Structured figure records
====================

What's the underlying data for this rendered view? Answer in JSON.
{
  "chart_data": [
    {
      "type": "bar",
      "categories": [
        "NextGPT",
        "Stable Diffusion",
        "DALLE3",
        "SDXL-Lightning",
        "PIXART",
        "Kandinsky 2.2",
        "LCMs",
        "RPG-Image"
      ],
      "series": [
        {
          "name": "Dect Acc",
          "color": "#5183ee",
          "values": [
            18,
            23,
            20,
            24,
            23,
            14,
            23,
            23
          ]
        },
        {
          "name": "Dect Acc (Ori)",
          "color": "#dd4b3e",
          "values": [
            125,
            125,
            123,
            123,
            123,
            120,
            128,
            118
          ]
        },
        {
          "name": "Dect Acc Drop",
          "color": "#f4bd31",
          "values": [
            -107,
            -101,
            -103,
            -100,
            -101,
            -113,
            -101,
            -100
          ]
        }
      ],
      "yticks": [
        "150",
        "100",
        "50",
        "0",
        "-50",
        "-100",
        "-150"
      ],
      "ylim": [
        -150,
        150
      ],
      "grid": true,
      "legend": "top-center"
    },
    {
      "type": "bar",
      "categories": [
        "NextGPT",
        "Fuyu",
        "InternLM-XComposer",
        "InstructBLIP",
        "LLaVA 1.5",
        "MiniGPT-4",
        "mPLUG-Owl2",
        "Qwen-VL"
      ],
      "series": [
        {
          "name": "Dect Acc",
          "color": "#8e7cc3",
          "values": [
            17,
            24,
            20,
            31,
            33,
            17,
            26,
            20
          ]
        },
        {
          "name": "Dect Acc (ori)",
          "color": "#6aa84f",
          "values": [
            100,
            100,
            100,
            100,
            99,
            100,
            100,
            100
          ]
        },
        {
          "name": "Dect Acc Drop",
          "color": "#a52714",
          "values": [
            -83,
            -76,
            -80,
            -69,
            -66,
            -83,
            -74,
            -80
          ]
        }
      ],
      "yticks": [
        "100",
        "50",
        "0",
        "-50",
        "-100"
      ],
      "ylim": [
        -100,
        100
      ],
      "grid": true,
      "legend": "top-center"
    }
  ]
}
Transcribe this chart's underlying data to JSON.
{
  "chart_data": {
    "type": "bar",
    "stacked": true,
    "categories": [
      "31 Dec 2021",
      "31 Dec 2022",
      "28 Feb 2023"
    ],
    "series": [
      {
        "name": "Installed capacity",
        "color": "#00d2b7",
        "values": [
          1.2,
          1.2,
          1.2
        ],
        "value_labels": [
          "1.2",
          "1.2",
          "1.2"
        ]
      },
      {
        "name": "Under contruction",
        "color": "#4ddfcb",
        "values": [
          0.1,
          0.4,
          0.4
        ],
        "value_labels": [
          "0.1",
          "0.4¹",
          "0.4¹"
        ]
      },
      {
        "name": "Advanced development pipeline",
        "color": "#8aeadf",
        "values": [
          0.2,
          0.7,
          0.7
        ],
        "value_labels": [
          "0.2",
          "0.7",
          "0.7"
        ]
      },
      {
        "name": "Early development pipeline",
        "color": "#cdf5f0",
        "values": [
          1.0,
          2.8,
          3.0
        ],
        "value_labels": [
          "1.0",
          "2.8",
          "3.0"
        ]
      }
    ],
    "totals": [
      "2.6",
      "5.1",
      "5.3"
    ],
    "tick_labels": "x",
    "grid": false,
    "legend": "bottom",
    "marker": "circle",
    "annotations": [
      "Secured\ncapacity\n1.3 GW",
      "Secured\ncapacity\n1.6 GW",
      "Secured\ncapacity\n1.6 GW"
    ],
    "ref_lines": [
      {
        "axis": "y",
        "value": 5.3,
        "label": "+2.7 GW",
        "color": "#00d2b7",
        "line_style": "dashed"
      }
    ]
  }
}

====================

Your task: Write out every record, exactly as written.

Task response:
What's the underlying data for this rendered view? Answer in JSON.
{
  "chart_data": [
    {
      "type": "bar",
      "categories": [
        "NextGPT",
        "Stable Diffusion",
        "DALLE3",
        "SDXL-Lightning",
        "PIXART",
        "Kandinsky 2.2",
        "LCMs",
        "RPG-Image"
      ],
      "series": [
        {
          "name": "Dect Acc",
          "color": "#5183ee",
          "values": [
            18,
            23,
            20,
            24,
            23,
            14,
            23,
            23
          ]
        },
        {
          "name": "Dect Acc (Ori)",
          "color": "#dd4b3e",
          "values": [
            125,
            125,
            123,
            123,
            123,
            120,
            128,
            118
          ]
        },
        {
          "name": "Dect Acc Drop",
          "color": "#f4bd31",
          "values": [
            -107,
            -101,
            -103,
            -100,
            -101,
            -113,
            -101,
            -100
          ]
        }
      ],
      "yticks": [
        "150",
        "100",
        "50",
        "0",
        "-50",
        "-100",
        "-150"
      ],
      "ylim": [
        -150,
        150
      ],
      "grid": true,
      "legend": "top-center"
    },
    {
      "type": "bar",
      "categories": [
        "NextGPT",
        "Fuyu",
        "InternLM-XComposer",
        "InstructBLIP",
        "LLaVA 1.5",
        "MiniGPT-4",
        "mPLUG-Owl2",
        "Qwen-VL"
      ],
      "series": [
        {
          "name": "Dect Acc",
          "color": "#8e7cc3",
          "values": [
            17,
            24,
            20,
            31,
            33,
            17,
            26,
            20
          ]
        },
        {
          "name": "Dect Acc (ori)",
          "color": "#6aa84f",
          "values": [
            100,
            100,
            100,
            100,
            99,
            100,
            100,
            100
          ]
        },
        {
          "name": "Dect Acc Drop",
          "color": "#a52714",
          "values": [
            -83,
            -76,
            -80,
            -69,
            -66,
            -83,
            -74,
            -80
          ]
        }
      ],
      "yticks": [
        "100",
        "50",
        "0",
        "-50",
        "-100"
      ],
      "ylim": [
        -100,
        100
      ],
      "grid": true,
      "legend": "top-center"
    }
  ]
}
Transcribe this chart's underlying data to JSON.
{
  "chart_data": {
    "type": "bar",
    "stacked": true,
    "categories": [
      "31 Dec 2021",
      "31 Dec 2022",
      "28 Feb 2023"
    ],
    "series": [
      {
        "name": "Installed capacity",
        "color": "#00d2b7",
        "values": [
          1.2,
          1.2,
          1.2
        ],
        "value_labels": [
          "1.2",
          "1.2",
          "1.2"
        ]
      },
      {
        "name": "Under contruction",
        "color": "#4ddfcb",
        "values": [
          0.1,
          0.4,
          0.4
        ],
        "value_labels": [
          "0.1",
          "0.4¹",
          "0.4¹"
        ]
      },
      {
        "name": "Advanced development pipeline",
        "color": "#8aeadf",
        "values": [
          0.2,
          0.7,
          0.7
        ],
        "value_labels": [
          "0.2",
          "0.7",
          "0.7"
        ]
      },
      {
        "name": "Early development pipeline",
        "color": "#cdf5f0",
        "values": [
          1.0,
          2.8,
          3.0
        ],
        "value_labels": [
          "1.0",
          "2.8",
          "3.0"
        ]
      }
    ],
    "totals": [
      "2.6",
      "5.1",
      "5.3"
    ],
    "tick_labels": "x",
    "grid": false,
    "legend": "bottom",
    "marker": "circle",
    "annotations": [
      "Secured\ncapacity\n1.3 GW",
      "Secured\ncapacity\n1.6 GW",
      "Secured\ncapacity\n1.6 GW"
    ],
    "ref_lines": [
      {
        "axis": "y",
        "value": 5.3,
        "label": "+2.7 GW",
        "color": "#00d2b7",
        "line_style": "dashed"
      }
    ]
  }
}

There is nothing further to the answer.